_WORK TO BE COMPLETED_.
Copy all the data exactly, except the pictures.

_RECORDS FOR THE TASK_.
·····
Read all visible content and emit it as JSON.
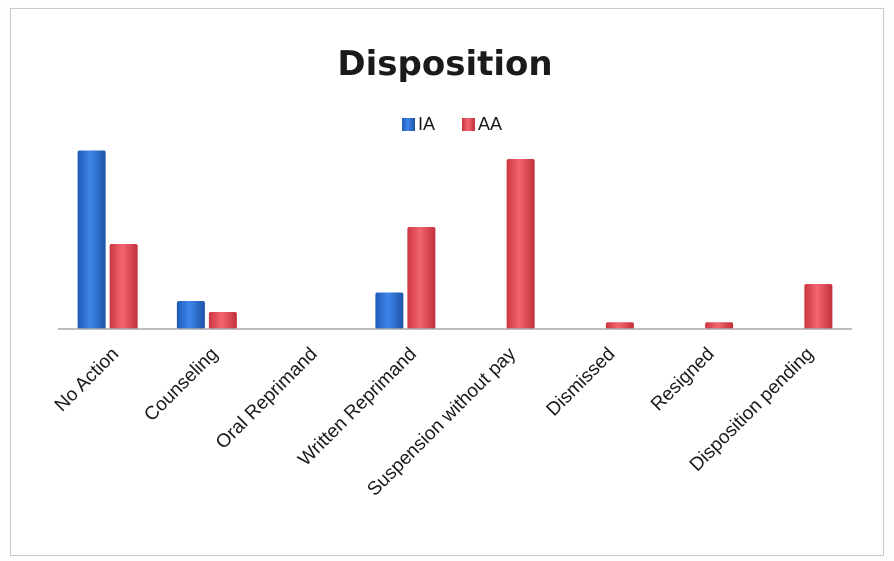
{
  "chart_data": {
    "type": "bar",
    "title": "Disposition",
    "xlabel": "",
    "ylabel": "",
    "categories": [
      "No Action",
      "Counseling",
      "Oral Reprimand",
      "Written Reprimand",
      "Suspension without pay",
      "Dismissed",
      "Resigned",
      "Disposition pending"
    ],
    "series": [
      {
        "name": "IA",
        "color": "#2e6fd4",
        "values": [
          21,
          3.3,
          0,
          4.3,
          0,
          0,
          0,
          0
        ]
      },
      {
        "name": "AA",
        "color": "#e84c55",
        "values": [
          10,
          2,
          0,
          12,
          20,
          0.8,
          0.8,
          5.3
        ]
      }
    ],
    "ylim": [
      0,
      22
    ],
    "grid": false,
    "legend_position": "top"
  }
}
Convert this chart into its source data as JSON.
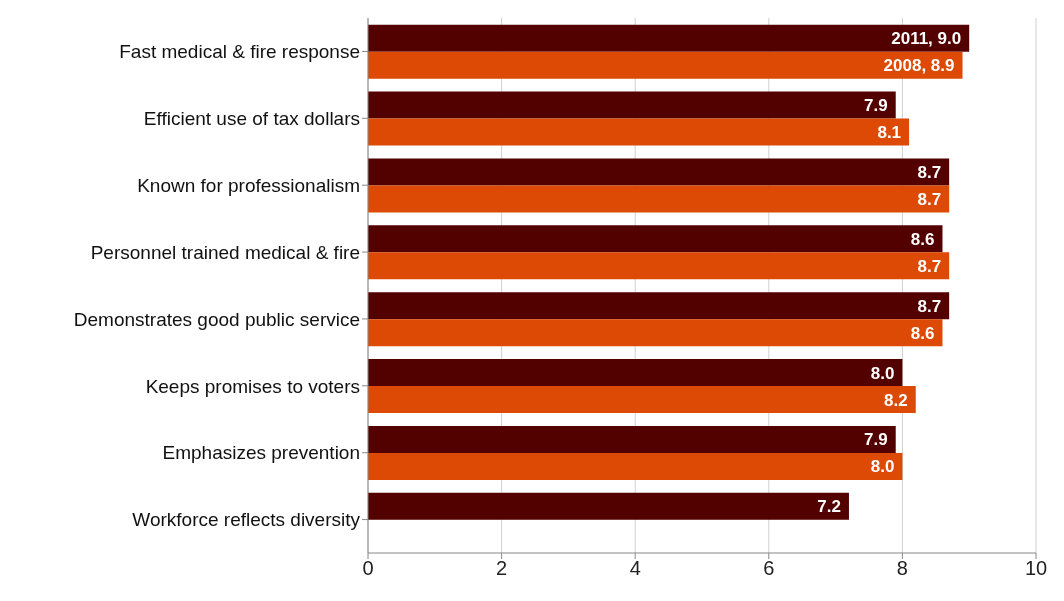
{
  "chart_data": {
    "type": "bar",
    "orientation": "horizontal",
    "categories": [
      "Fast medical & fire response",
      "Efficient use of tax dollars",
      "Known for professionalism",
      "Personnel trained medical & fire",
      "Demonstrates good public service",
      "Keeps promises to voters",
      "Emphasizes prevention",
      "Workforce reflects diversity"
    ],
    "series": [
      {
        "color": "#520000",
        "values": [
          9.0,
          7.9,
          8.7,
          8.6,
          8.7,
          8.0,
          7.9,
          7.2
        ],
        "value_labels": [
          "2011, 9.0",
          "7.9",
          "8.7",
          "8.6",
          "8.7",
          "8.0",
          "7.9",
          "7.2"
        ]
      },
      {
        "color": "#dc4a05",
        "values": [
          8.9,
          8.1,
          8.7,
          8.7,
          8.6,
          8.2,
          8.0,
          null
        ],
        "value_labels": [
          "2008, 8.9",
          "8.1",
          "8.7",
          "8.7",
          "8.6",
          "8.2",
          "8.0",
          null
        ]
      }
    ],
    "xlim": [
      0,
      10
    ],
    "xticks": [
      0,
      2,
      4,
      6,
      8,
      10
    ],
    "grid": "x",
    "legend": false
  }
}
·····
_RESULT OF THIS TASK_.
Read all visible content and emit it as JSON.
{
  "chart_data": {
    "type": "bar",
    "title": "Disposition",
    "xlabel": "",
    "ylabel": "",
    "categories": [
      "No Action",
      "Counseling",
      "Oral Reprimand",
      "Written Reprimand",
      "Suspension without pay",
      "Dismissed",
      "Resigned",
      "Disposition pending"
    ],
    "series": [
      {
        "name": "IA",
        "color": "#2e6fd4",
        "values": [
          21,
          3.3,
          0,
          4.3,
          0,
          0,
          0,
          0
        ]
      },
      {
        "name": "AA",
        "color": "#e84c55",
        "values": [
          10,
          2,
          0,
          12,
          20,
          0.8,
          0.8,
          5.3
        ]
      }
    ],
    "ylim": [
      0,
      22
    ],
    "grid": false,
    "legend_position": "top"
  }
}
Convert this chart into its source data as JSON.
{
  "chart_data": {
    "type": "bar",
    "orientation": "horizontal",
    "categories": [
      "Fast medical & fire response",
      "Efficient use of tax dollars",
      "Known for professionalism",
      "Personnel trained medical & fire",
      "Demonstrates good public service",
      "Keeps promises to voters",
      "Emphasizes prevention",
      "Workforce reflects diversity"
    ],
    "series": [
      {
        "color": "#520000",
        "values": [
          9.0,
          7.9,
          8.7,
          8.6,
          8.7,
          8.0,
          7.9,
          7.2
        ],
        "value_labels": [
          "2011, 9.0",
          "7.9",
          "8.7",
          "8.6",
          "8.7",
          "8.0",
          "7.9",
          "7.2"
        ]
      },
      {
        "color": "#dc4a05",
        "values": [
          8.9,
          8.1,
          8.7,
          8.7,
          8.6,
          8.2,
          8.0,
          null
        ],
        "value_labels": [
          "2008, 8.9",
          "8.1",
          "8.7",
          "8.7",
          "8.6",
          "8.2",
          "8.0",
          null
        ]
      }
    ],
    "xlim": [
      0,
      10
    ],
    "xticks": [
      0,
      2,
      4,
      6,
      8,
      10
    ],
    "grid": "x",
    "legend": false
  }
}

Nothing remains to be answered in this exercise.